---------- Stored data ----------

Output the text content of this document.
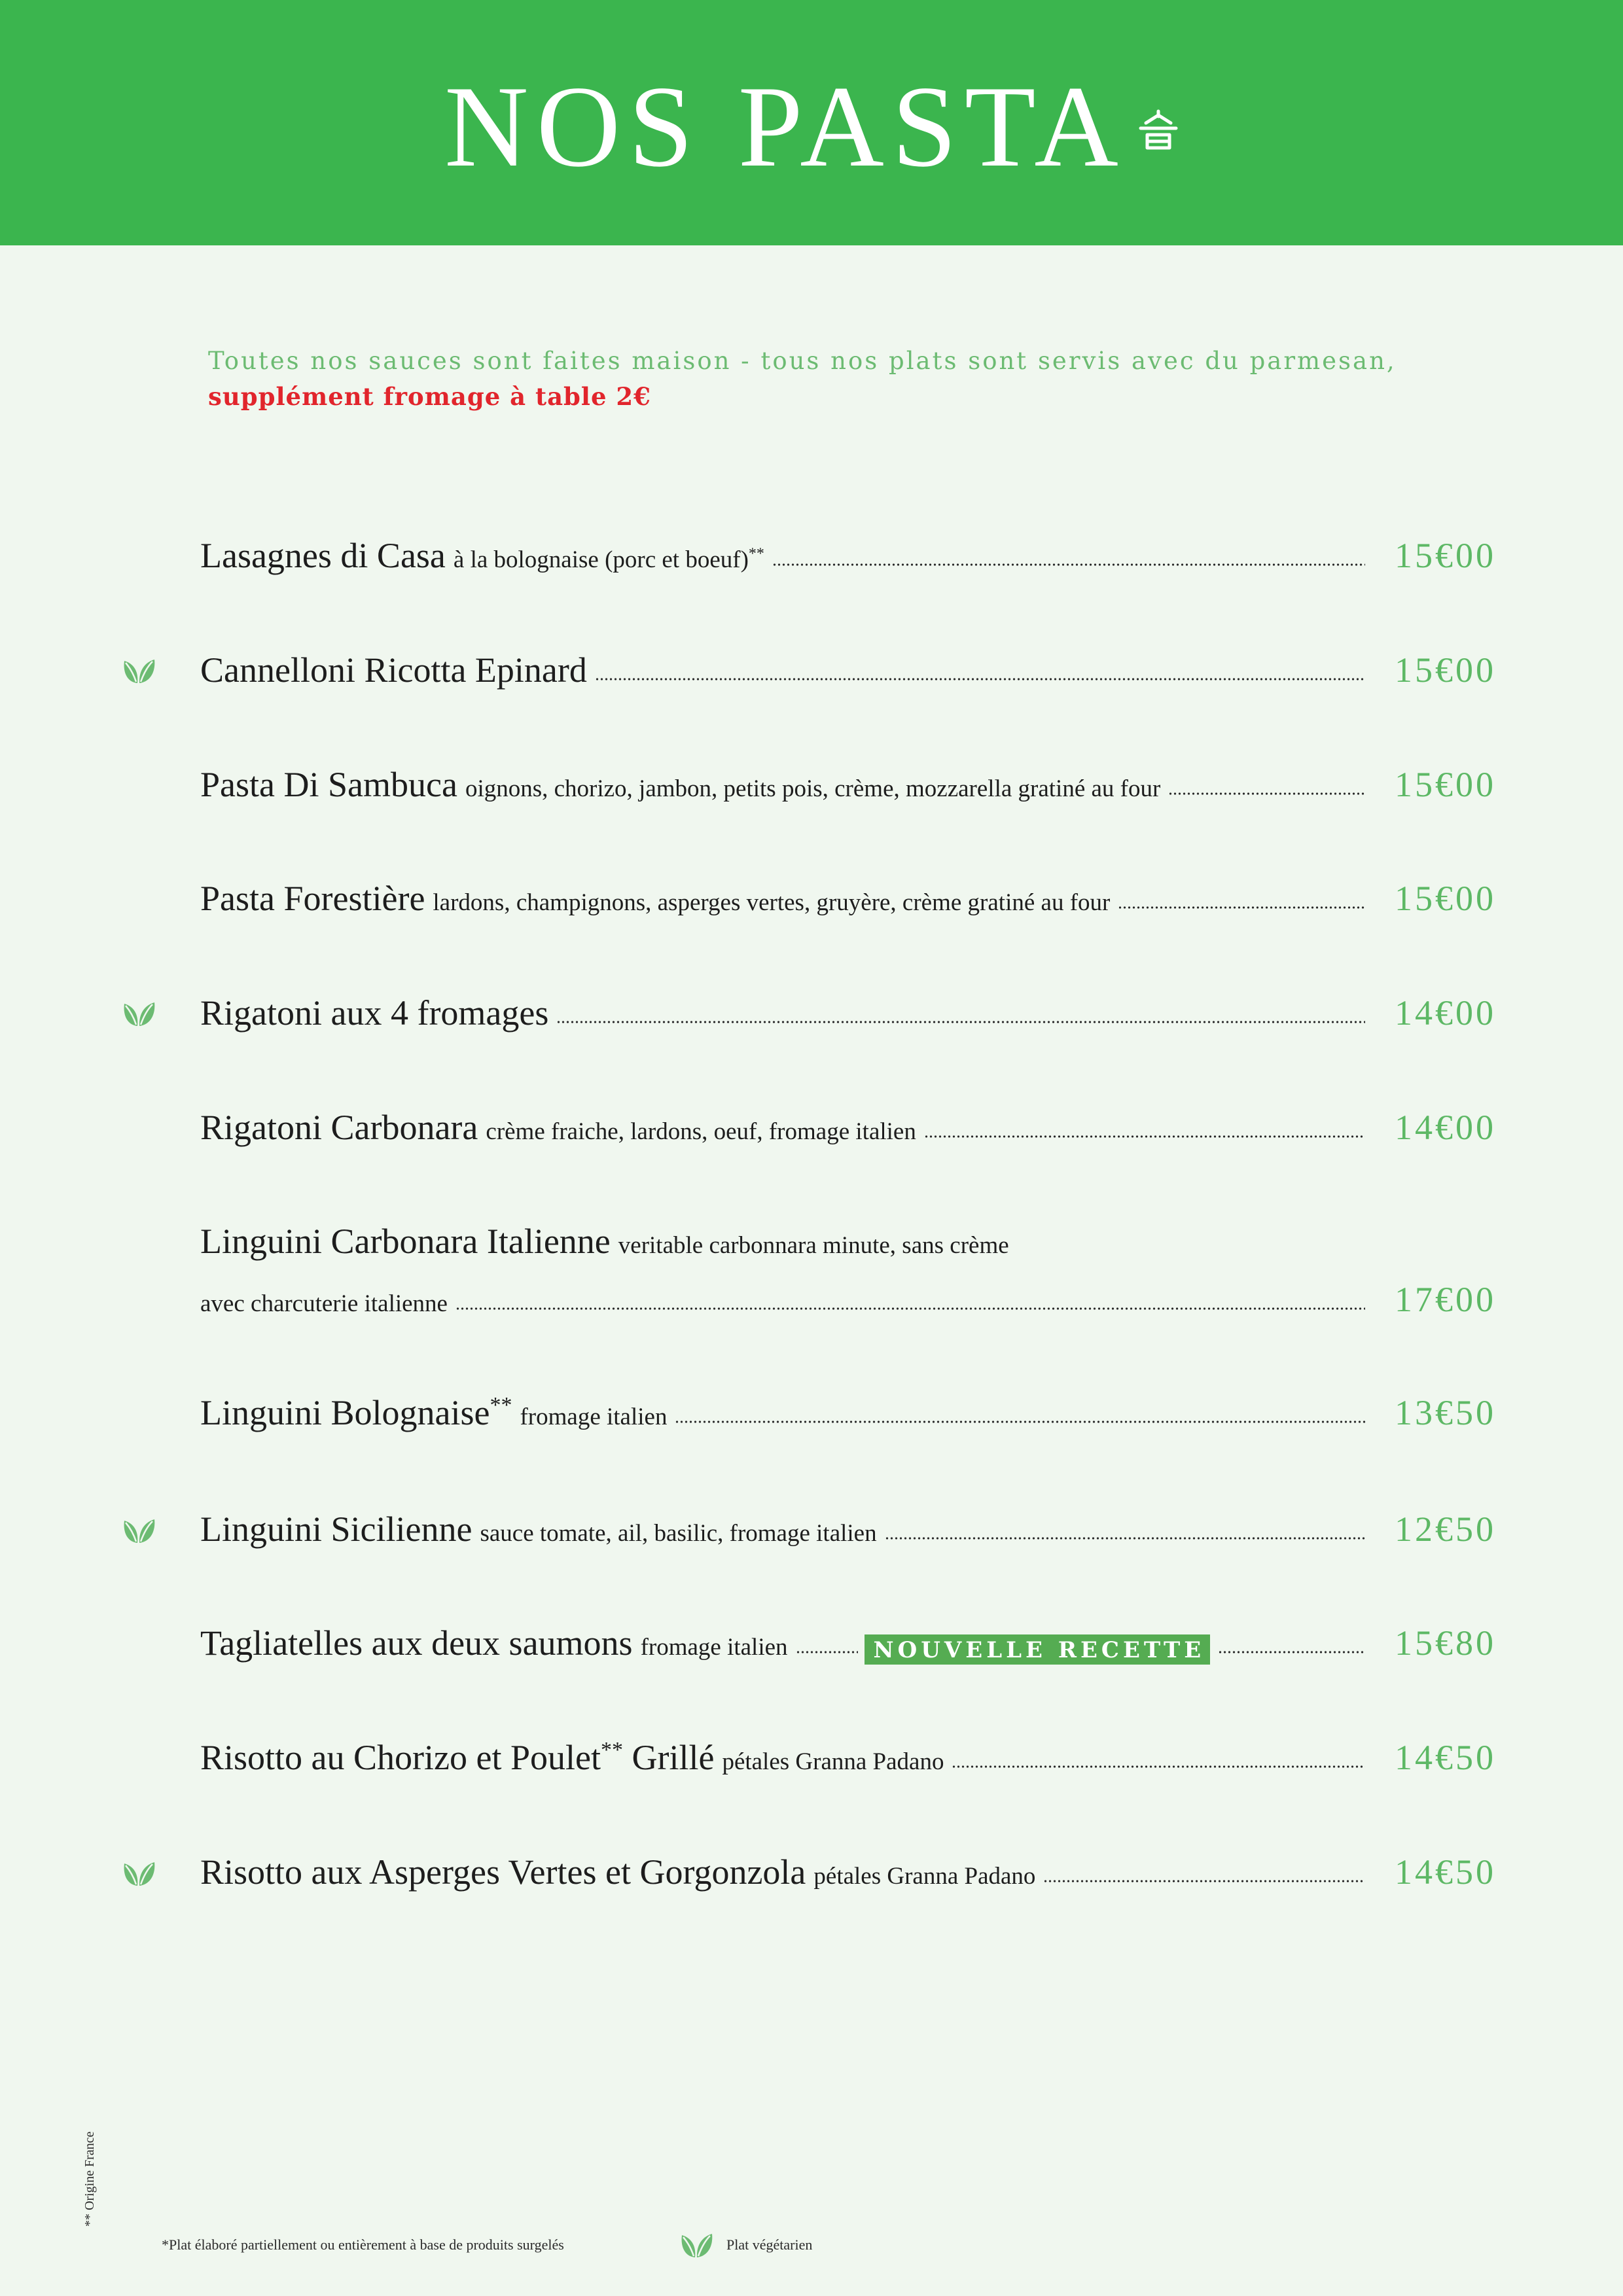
NOS PASTA

Toutes nos sauces sont faites maison - tous nos plats sont servis avec du parmesan,

supplément fromage à table 2€

Lasagnes di Casa à la bolognaise (porc et boeuf)**	15€00
Cannelloni Ricotta Epinard	15€00
Pasta Di Sambuca oignons, chorizo, jambon, petits pois, crème, mozzarella gratiné au four	15€00
Pasta Forestière lardons, champignons, asperges vertes, gruyère, crème gratiné au four	15€00
Rigatoni aux 4 fromages	14€00
Rigatoni Carbonara crème fraiche, lardons, oeuf, fromage italien	14€00
Linguini Carbonara Italienne veritable carbonnara minute, sans crème
avec charcuterie italienne	17€00
Linguini Bolognaise** fromage italien	13€50
Linguini Sicilienne sauce tomate, ail, basilic, fromage italien	12€50
Tagliatelles aux deux saumons fromage italien	NOUVELLE RECETTE	15€80
Risotto au Chorizo et Poulet** Grillé pétales Granna Padano	14€50
Risotto aux Asperges Vertes et Gorgonzola pétales Granna Padano	14€50
** Origine France
*Plat élaboré partiellement ou entièrement à base de produits surgelés	Plat végétarien
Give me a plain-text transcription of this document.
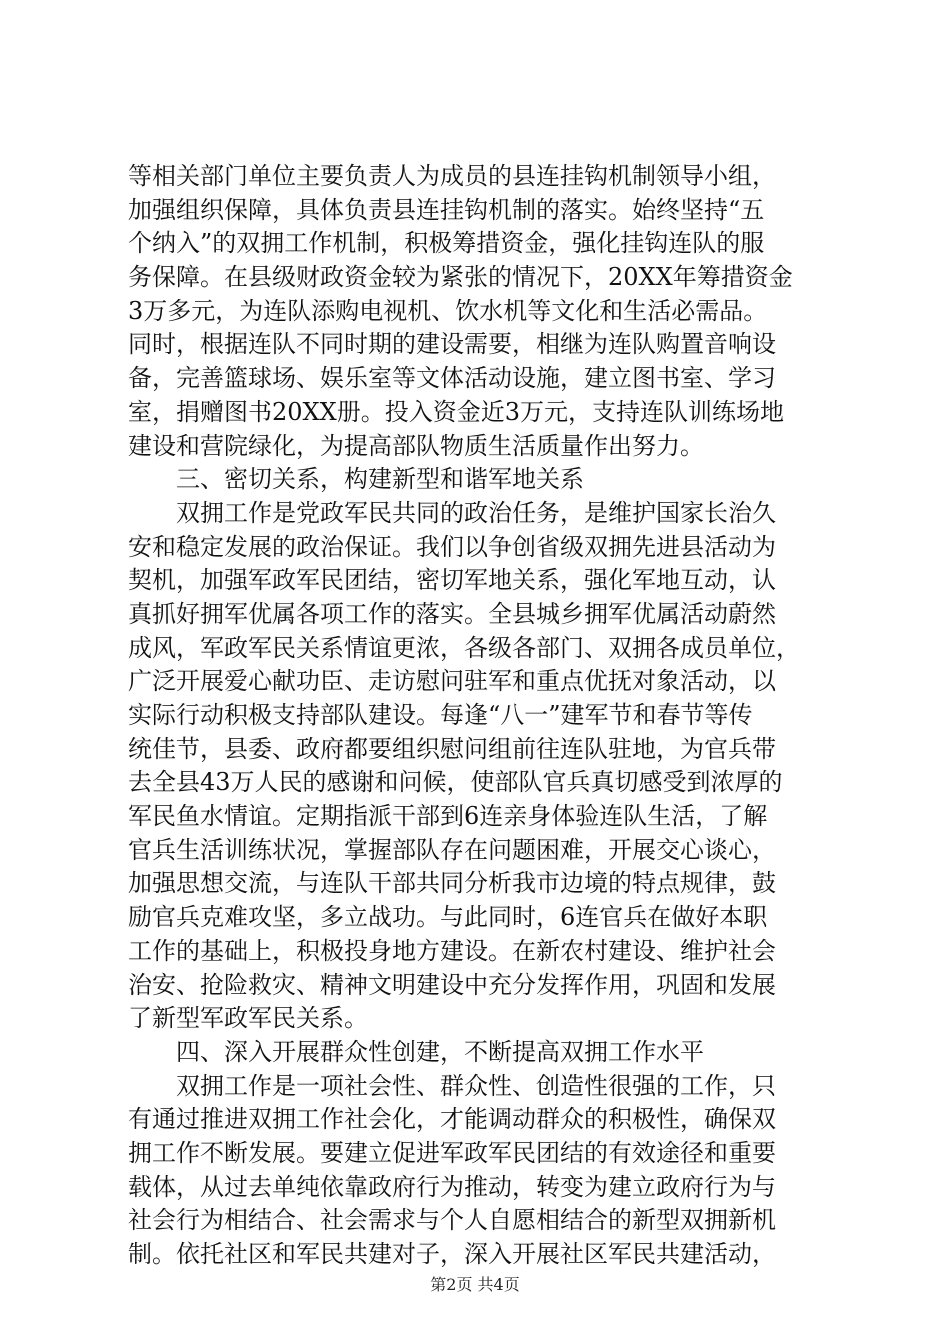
等相关部门单位主要负责人为成员的县连挂钩机制领导小组，
加强组织保障，具体负责县连挂钩机制的落实。始终坚持“五
个纳入”的双拥工作机制，积极筹措资金，强化挂钩连队的服
务保障。在县级财政资金较为紧张的情况下，20XX年筹措资金
3万多元，为连队添购电视机、饮水机等文化和生活必需品。
同时，根据连队不同时期的建设需要，相继为连队购置音响设
备，完善篮球场、娱乐室等文体活动设施，建立图书室、学习
室，捐赠图书20XX册。投入资金近3万元，支持连队训练场地
建设和营院绿化，为提高部队物质生活质量作出努力。
　　三、密切关系，构建新型和谐军地关系
　　双拥工作是党政军民共同的政治任务，是维护国家长治久
安和稳定发展的政治保证。我们以争创省级双拥先进县活动为
契机，加强军政军民团结，密切军地关系，强化军地互动，认
真抓好拥军优属各项工作的落实。全县城乡拥军优属活动蔚然
成风，军政军民关系情谊更浓，各级各部门、双拥各成员单位，
广泛开展爱心献功臣、走访慰问驻军和重点优抚对象活动，以
实际行动积极支持部队建设。每逢“八一”建军节和春节等传
统佳节，县委、政府都要组织慰问组前往连队驻地，为官兵带
去全县43万人民的感谢和问候，使部队官兵真切感受到浓厚的
军民鱼水情谊。定期指派干部到6连亲身体验连队生活，了解
官兵生活训练状况，掌握部队存在问题困难，开展交心谈心，
加强思想交流，与连队干部共同分析我市边境的特点规律，鼓
励官兵克难攻坚，多立战功。与此同时，6连官兵在做好本职
工作的基础上，积极投身地方建设。在新农村建设、维护社会
治安、抢险救灾、精神文明建设中充分发挥作用，巩固和发展
了新型军政军民关系。
　　四、深入开展群众性创建，不断提高双拥工作水平
　　双拥工作是一项社会性、群众性、创造性很强的工作，只
有通过推进双拥工作社会化，才能调动群众的积极性，确保双
拥工作不断发展。要建立促进军政军民团结的有效途径和重要
载体，从过去单纯依靠政府行为推动，转变为建立政府行为与
社会行为相结合、社会需求与个人自愿相结合的新型双拥新机
制。依托社区和军民共建对子，深入开展社区军民共建活动，
第2页 共4页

----------

Work to be completed:
Scan the lines for the string "Risotto". Copy out each line that matches.

Exercise output:
Risotto au Chorizo et Poulet** Grillé pétales Granna Padano	14€50
Risotto aux Asperges Vertes et Gorgonzola pétales Granna Padano	14€50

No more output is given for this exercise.